* Written instruction: Please repeat all of the lines that follow, exactly as written.

Listed records start

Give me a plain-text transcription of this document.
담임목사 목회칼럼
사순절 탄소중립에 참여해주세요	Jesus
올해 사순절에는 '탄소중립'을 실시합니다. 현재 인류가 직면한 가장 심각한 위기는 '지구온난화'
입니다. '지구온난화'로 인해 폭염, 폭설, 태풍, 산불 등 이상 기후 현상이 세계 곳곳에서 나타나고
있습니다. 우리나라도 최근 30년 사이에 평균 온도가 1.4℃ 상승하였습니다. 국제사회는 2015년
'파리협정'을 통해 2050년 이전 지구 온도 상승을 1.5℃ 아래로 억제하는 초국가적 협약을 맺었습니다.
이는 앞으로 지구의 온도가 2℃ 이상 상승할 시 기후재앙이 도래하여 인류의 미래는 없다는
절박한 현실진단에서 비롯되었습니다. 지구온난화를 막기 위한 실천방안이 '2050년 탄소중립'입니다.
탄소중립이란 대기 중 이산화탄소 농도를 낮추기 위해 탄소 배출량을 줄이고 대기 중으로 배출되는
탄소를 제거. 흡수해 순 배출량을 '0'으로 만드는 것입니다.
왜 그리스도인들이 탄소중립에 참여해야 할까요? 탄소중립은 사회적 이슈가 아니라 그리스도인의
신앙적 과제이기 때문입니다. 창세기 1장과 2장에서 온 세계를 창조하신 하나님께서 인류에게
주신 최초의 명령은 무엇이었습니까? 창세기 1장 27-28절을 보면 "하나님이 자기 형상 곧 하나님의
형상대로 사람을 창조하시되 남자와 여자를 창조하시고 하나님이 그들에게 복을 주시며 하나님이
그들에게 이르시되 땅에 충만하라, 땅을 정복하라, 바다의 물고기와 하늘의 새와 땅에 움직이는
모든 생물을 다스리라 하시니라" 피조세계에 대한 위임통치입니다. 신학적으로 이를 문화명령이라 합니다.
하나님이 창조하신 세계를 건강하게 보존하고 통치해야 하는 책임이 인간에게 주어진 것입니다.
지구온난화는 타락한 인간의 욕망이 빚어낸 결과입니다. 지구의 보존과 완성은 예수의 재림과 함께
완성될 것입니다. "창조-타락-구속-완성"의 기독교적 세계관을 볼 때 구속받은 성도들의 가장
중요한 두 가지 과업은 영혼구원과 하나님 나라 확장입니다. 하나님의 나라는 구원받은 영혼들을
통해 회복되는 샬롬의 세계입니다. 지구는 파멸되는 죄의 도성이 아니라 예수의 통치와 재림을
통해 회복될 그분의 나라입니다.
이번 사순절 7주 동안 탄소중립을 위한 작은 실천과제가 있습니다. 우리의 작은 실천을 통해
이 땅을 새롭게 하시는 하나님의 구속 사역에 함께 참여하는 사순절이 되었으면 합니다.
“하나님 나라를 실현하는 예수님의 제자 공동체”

Listed records end

* Result of the task:
Give me a plain-text transcription of this document.
담임목사 목회칼럼
사순절 탄소중립에 참여해주세요	Jesus
올해 사순절에는 '탄소중립'을 실시합니다. 현재 인류가 직면한 가장 심각한 위기는 '지구온난화'
입니다. '지구온난화'로 인해 폭염, 폭설, 태풍, 산불 등 이상 기후 현상이 세계 곳곳에서 나타나고
있습니다. 우리나라도 최근 30년 사이에 평균 온도가 1.4℃ 상승하였습니다. 국제사회는 2015년
'파리협정'을 통해 2050년 이전 지구 온도 상승을 1.5℃ 아래로 억제하는 초국가적 협약을 맺었습니다.
이는 앞으로 지구의 온도가 2℃ 이상 상승할 시 기후재앙이 도래하여 인류의 미래는 없다는
절박한 현실진단에서 비롯되었습니다. 지구온난화를 막기 위한 실천방안이 '2050년 탄소중립'입니다.
탄소중립이란 대기 중 이산화탄소 농도를 낮추기 위해 탄소 배출량을 줄이고 대기 중으로 배출되는
탄소를 제거. 흡수해 순 배출량을 '0'으로 만드는 것입니다.
왜 그리스도인들이 탄소중립에 참여해야 할까요? 탄소중립은 사회적 이슈가 아니라 그리스도인의
신앙적 과제이기 때문입니다. 창세기 1장과 2장에서 온 세계를 창조하신 하나님께서 인류에게
주신 최초의 명령은 무엇이었습니까? 창세기 1장 27-28절을 보면 "하나님이 자기 형상 곧 하나님의
형상대로 사람을 창조하시되 남자와 여자를 창조하시고 하나님이 그들에게 복을 주시며 하나님이
그들에게 이르시되 땅에 충만하라, 땅을 정복하라, 바다의 물고기와 하늘의 새와 땅에 움직이는
모든 생물을 다스리라 하시니라" 피조세계에 대한 위임통치입니다. 신학적으로 이를 문화명령이라 합니다.
하나님이 창조하신 세계를 건강하게 보존하고 통치해야 하는 책임이 인간에게 주어진 것입니다.
지구온난화는 타락한 인간의 욕망이 빚어낸 결과입니다. 지구의 보존과 완성은 예수의 재림과 함께
완성될 것입니다. "창조-타락-구속-완성"의 기독교적 세계관을 볼 때 구속받은 성도들의 가장
중요한 두 가지 과업은 영혼구원과 하나님 나라 확장입니다. 하나님의 나라는 구원받은 영혼들을
통해 회복되는 샬롬의 세계입니다. 지구는 파멸되는 죄의 도성이 아니라 예수의 통치와 재림을
통해 회복될 그분의 나라입니다.
이번 사순절 7주 동안 탄소중립을 위한 작은 실천과제가 있습니다. 우리의 작은 실천을 통해
이 땅을 새롭게 하시는 하나님의 구속 사역에 함께 참여하는 사순절이 되었으면 합니다.
“하나님 나라를 실현하는 예수님의 제자 공동체”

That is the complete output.